Extract every line that contains the string "this".
━━ Input material ━━
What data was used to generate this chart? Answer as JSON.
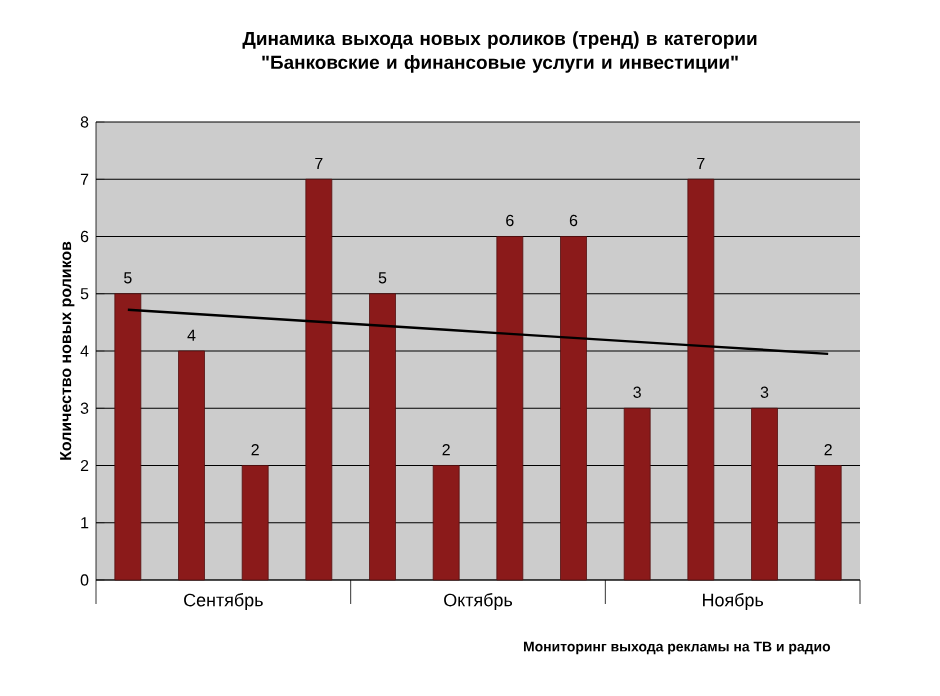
{
  "chart_data": {
    "type": "bar",
    "title": "Динамика выхода новых роликов (тренд) в категории \"Банковские и финансовые услуги и инвестиции\"",
    "ylabel": "Количество новых роликов",
    "categories": [
      null,
      null,
      null,
      null,
      null,
      null,
      null,
      null,
      null,
      null,
      null,
      null
    ],
    "series": [
      {
        "color": "#8b1a1a",
        "values": [
          5,
          4,
          2,
          7,
          5,
          2,
          6,
          6,
          3,
          7,
          3,
          2
        ],
        "value_labels": [
          "5",
          "4",
          "2",
          "7",
          "5",
          "2",
          "6",
          "6",
          "3",
          "7",
          "3",
          "2"
        ]
      },
      {
        "type": "line",
        "color": "#000000",
        "values": [
          4.72,
          4.65,
          4.58,
          4.51,
          4.44,
          4.37,
          4.3,
          4.23,
          4.16,
          4.09,
          4.02,
          3.95
        ]
      }
    ],
    "ylim": [
      0,
      8
    ],
    "yticks": [
      0,
      1,
      2,
      3,
      4,
      5,
      6,
      7,
      8
    ],
    "grid": "y",
    "annotations": [
      "Сентябрь",
      "Октябрь",
      "Ноябрь",
      "Мониторинг выхода рекламы на ТВ и радио"
    ]
  }
}
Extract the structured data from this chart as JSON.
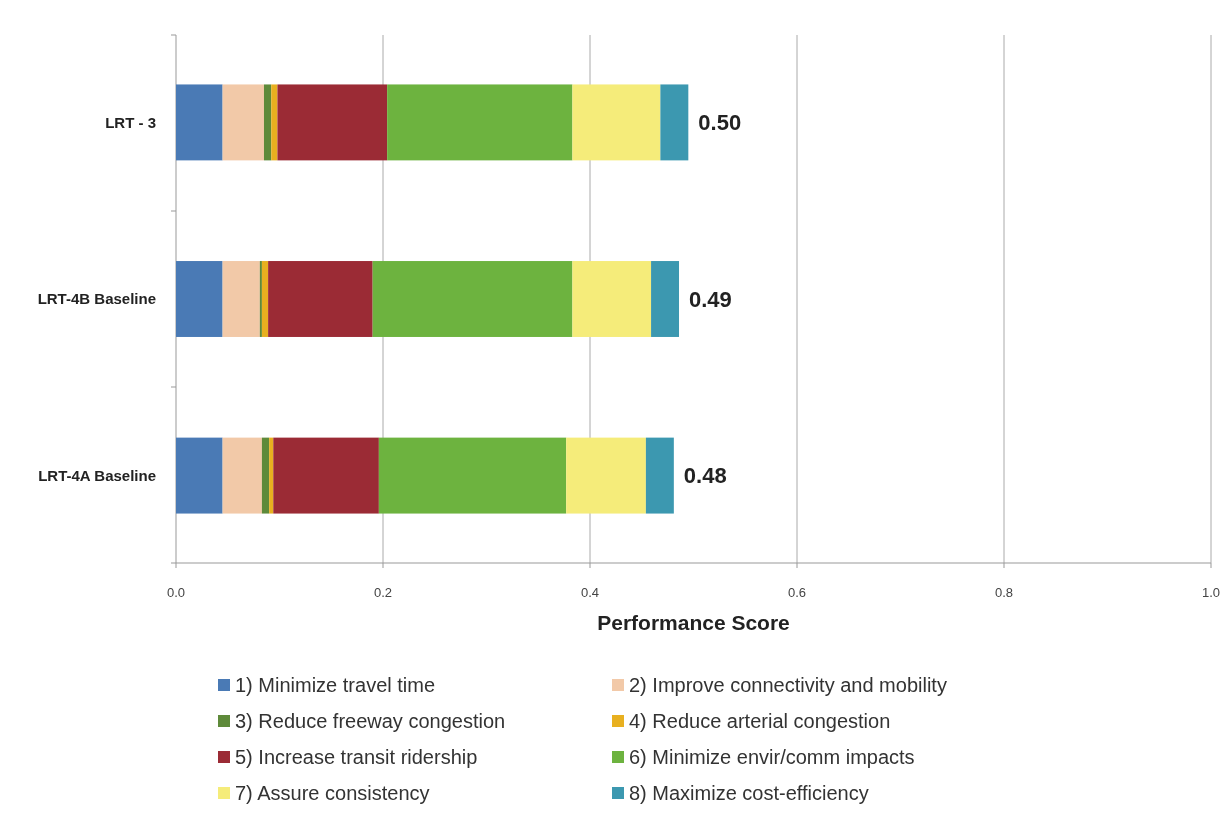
{
  "chart_data": {
    "type": "bar",
    "orientation": "horizontal",
    "stacked": true,
    "categories": [
      "LRT - 3",
      "LRT-4B Baseline",
      "LRT-4A Baseline"
    ],
    "series": [
      {
        "name": "1) Minimize travel time",
        "color": "#4a7ab5",
        "values": [
          0.045,
          0.045,
          0.045
        ]
      },
      {
        "name": "2) Improve connectivity and mobility",
        "color": "#f2c9a8",
        "values": [
          0.04,
          0.036,
          0.038
        ]
      },
      {
        "name": "3) Reduce freeway congestion",
        "color": "#5e8a3a",
        "values": [
          0.007,
          0.002,
          0.007
        ]
      },
      {
        "name": "4) Reduce arterial congestion",
        "color": "#e8b020",
        "values": [
          0.006,
          0.006,
          0.004
        ]
      },
      {
        "name": "5) Increase transit ridership",
        "color": "#9b2b35",
        "values": [
          0.106,
          0.101,
          0.102
        ]
      },
      {
        "name": "6) Minimize envir/comm impacts",
        "color": "#6db33f",
        "values": [
          0.179,
          0.193,
          0.181
        ]
      },
      {
        "name": "7) Assure consistency",
        "color": "#f5ec7a",
        "values": [
          0.085,
          0.076,
          0.077
        ]
      },
      {
        "name": "8) Maximize cost-efficiency",
        "color": "#3c98b0",
        "values": [
          0.027,
          0.027,
          0.027
        ]
      }
    ],
    "totals": [
      "0.50",
      "0.49",
      "0.48"
    ],
    "xlabel": "Performance Score",
    "xlim": [
      0,
      1
    ],
    "xticks": [
      {
        "value": 0,
        "label": "0.0"
      },
      {
        "value": 0.2,
        "label": "0.2"
      },
      {
        "value": 0.4,
        "label": "0.4"
      },
      {
        "value": 0.6,
        "label": "0.6"
      },
      {
        "value": 0.8,
        "label": "0.8"
      },
      {
        "value": 1,
        "label": "1.0"
      }
    ],
    "grid": "x",
    "legend": "bottom"
  }
}
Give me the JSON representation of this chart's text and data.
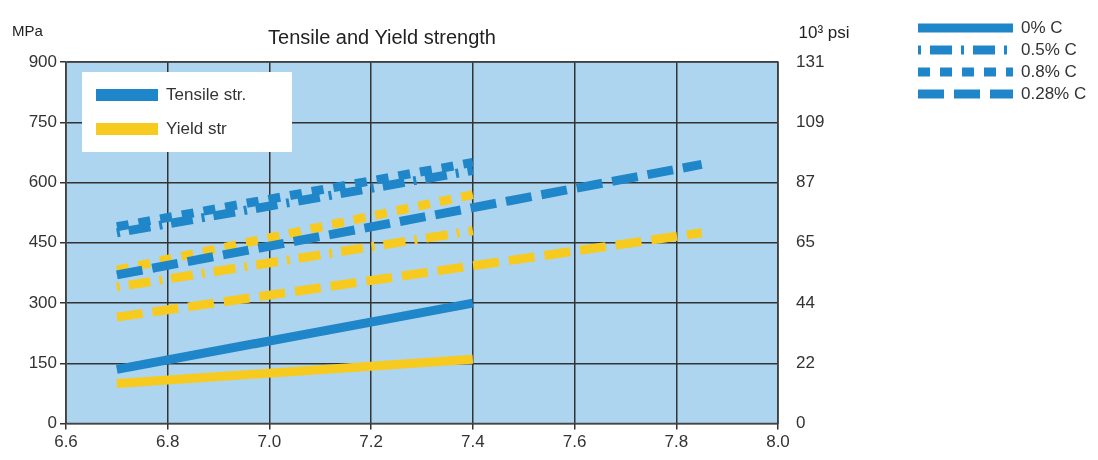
━━━
Exercise answer
What data was used to generate this chart? Answer as JSON.
Extract the structured data from this chart as JSON.
Give me the JSON representation of this chart's text and data.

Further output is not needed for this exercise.